### Given instruction
Restate all of the entries exactly, dropping any pictures they hold.

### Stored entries
════════
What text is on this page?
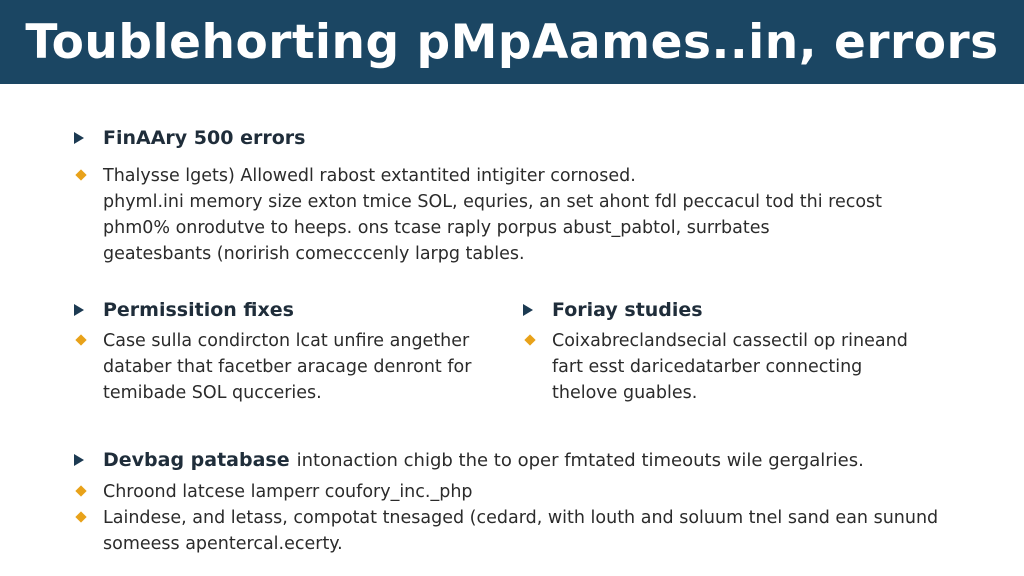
Toublehorting pMpAames..in, errors
FinAAry 500 errors
Thalysse lgets) Allowedl rabost extantited intigiter cornosed.
phyml.ini memory size exton tmice SOL, equries, an set ahont fdl peccacul tod thi recost
phm0% onrodutve to heeps. ons tcase raply porpus abust_pabtol, surrbates
geatesbants (norirish comecccenly larpg tables.
Permissition fixes
Case sulla condircton lcat unfire angether
databer that facetber aracage denront for
temibade SOL qucceries.
Foriay studies
Coixabreclandsecial cassectil op rineand
fart esst daricedatarber connecting
thelove guables.
Devbag patabase intonaction chigb the to oper fmtated timeouts wile gergalries.
Chroond latcese lamperr coufory_inc._php
Laindese, and letass, compotat tnesaged (cedard, with louth and soluum tnel sand ean sunund
someess apentercal.ecerty.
════════
### Final answer
What text is on this page?
Toublehorting pMpAames..in, errors
FinAAry 500 errors
Thalysse lgets) Allowedl rabost extantited intigiter cornosed.
phyml.ini memory size exton tmice SOL, equries, an set ahont fdl peccacul tod thi recost
phm0% onrodutve to heeps. ons tcase raply porpus abust_pabtol, surrbates
geatesbants (norirish comecccenly larpg tables.
Permissition fixes
Case sulla condircton lcat unfire angether
databer that facetber aracage denront for
temibade SOL qucceries.
Foriay studies
Coixabreclandsecial cassectil op rineand
fart esst daricedatarber connecting
thelove guables.
Devbag patabase intonaction chigb the to oper fmtated timeouts wile gergalries.
Chroond latcese lamperr coufory_inc._php
Laindese, and letass, compotat tnesaged (cedard, with louth and soluum tnel sand ean sunund
someess apentercal.ecerty.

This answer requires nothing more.